## WORK INSTRUCTIONS
Please count the lines in the listing below where the word "JSON" appears. Give the number only.

>> begin

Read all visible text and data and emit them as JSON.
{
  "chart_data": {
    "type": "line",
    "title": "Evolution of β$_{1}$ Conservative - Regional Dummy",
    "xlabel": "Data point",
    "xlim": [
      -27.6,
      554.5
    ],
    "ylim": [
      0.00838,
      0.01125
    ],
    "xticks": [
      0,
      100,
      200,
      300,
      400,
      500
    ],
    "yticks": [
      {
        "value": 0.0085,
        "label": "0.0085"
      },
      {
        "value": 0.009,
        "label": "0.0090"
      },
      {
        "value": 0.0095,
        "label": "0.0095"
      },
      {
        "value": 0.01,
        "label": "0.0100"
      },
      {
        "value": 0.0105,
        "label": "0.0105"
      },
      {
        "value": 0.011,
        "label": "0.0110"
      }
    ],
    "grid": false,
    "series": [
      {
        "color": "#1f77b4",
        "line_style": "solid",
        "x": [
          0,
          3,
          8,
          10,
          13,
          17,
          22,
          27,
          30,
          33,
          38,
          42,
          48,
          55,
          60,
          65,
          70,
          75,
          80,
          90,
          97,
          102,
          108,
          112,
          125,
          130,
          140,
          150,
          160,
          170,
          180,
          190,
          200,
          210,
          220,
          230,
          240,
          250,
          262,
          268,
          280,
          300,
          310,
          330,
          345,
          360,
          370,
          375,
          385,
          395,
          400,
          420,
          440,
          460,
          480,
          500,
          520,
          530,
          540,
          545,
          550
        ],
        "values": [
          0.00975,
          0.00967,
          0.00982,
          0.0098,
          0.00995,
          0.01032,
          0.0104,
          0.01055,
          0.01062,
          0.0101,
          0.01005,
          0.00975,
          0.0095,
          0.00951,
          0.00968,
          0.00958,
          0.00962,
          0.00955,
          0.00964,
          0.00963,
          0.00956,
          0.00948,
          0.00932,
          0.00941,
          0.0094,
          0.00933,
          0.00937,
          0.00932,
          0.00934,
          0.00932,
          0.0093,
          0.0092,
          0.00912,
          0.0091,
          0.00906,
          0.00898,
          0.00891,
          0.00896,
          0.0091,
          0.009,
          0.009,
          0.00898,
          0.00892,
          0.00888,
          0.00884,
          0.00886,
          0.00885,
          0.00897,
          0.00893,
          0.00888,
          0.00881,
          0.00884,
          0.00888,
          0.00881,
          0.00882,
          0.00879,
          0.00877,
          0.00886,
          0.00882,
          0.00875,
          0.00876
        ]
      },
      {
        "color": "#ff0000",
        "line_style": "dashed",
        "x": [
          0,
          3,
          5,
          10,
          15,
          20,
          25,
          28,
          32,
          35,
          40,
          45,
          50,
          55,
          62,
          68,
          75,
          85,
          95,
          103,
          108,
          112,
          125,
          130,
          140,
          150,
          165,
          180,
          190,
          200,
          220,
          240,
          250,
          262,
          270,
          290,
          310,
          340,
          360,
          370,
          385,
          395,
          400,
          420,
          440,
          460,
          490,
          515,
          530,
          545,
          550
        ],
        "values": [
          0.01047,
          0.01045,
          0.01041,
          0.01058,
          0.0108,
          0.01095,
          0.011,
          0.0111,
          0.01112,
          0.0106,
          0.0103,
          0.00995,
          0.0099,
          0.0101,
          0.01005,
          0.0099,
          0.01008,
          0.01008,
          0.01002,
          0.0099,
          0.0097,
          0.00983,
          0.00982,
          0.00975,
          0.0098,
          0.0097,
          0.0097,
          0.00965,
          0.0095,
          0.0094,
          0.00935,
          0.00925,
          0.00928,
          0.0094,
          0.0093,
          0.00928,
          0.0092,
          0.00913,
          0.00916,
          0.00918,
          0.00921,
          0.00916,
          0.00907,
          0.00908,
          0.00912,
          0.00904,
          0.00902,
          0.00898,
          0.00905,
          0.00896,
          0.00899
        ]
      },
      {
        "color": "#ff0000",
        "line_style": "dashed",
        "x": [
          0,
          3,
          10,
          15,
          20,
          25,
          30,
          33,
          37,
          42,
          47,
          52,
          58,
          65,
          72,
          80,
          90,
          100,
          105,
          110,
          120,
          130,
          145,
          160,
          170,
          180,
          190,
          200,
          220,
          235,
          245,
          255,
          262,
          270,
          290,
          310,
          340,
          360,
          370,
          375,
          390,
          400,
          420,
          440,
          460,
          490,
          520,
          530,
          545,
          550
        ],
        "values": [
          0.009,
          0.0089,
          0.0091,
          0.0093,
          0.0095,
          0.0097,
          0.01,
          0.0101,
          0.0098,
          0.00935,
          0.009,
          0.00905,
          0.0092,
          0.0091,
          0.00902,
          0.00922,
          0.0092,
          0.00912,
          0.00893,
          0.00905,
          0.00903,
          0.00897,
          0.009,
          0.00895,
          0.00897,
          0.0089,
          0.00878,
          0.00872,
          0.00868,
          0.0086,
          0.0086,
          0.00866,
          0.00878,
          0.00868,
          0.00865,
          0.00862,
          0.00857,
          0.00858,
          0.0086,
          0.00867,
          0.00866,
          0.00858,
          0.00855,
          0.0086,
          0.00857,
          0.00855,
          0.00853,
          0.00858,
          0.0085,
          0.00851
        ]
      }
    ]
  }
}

>> end
>> begin

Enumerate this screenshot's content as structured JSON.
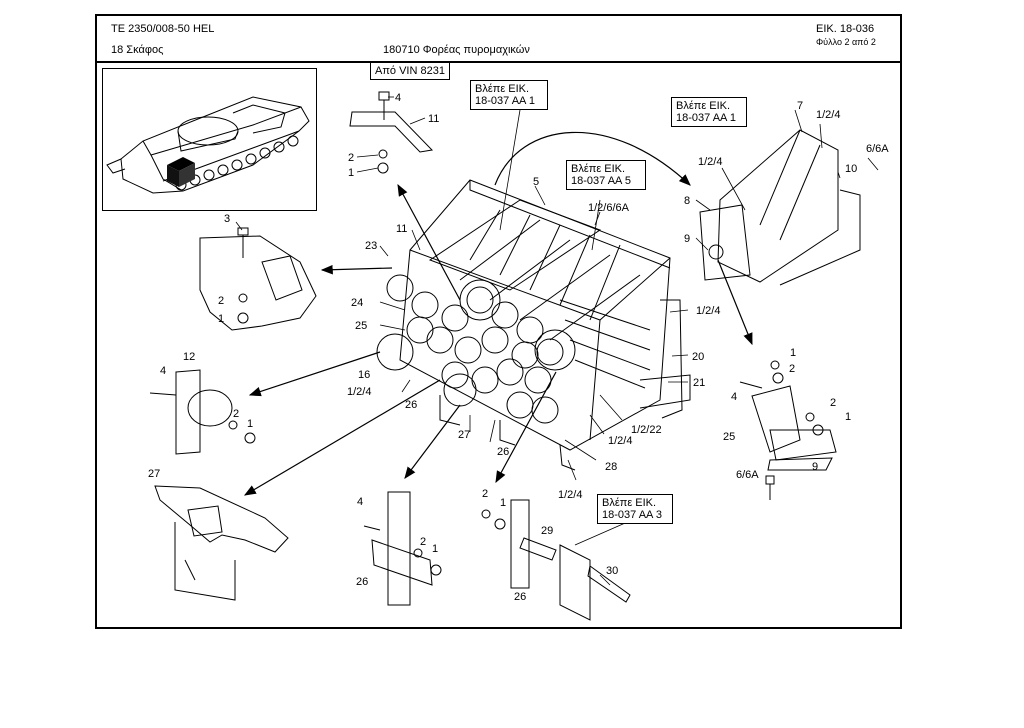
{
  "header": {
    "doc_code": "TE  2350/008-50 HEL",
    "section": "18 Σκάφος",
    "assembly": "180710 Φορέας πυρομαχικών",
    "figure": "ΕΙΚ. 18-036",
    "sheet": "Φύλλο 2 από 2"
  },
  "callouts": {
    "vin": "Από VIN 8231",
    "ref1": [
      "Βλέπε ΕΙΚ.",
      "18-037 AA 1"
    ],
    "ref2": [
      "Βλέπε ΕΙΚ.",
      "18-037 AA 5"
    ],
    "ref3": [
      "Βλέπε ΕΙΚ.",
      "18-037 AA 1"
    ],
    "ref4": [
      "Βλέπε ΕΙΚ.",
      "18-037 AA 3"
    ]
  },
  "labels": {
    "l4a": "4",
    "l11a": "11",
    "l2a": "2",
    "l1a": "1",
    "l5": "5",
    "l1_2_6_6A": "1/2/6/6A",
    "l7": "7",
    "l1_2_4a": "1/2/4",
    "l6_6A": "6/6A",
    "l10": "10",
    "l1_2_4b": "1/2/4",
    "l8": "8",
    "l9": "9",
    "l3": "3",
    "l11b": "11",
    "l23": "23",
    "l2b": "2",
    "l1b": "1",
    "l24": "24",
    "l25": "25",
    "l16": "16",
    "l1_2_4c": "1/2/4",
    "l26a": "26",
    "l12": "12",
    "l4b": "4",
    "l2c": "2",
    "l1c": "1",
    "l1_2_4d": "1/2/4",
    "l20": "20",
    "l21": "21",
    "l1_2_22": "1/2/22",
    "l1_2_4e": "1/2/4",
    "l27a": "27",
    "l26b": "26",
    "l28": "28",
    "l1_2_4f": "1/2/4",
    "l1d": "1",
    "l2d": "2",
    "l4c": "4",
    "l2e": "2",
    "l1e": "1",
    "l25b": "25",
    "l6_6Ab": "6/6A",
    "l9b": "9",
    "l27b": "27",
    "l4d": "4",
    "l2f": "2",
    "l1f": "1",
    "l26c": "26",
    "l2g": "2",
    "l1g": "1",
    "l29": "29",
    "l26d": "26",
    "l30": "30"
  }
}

>> end

## RESULT OF THE TASK
2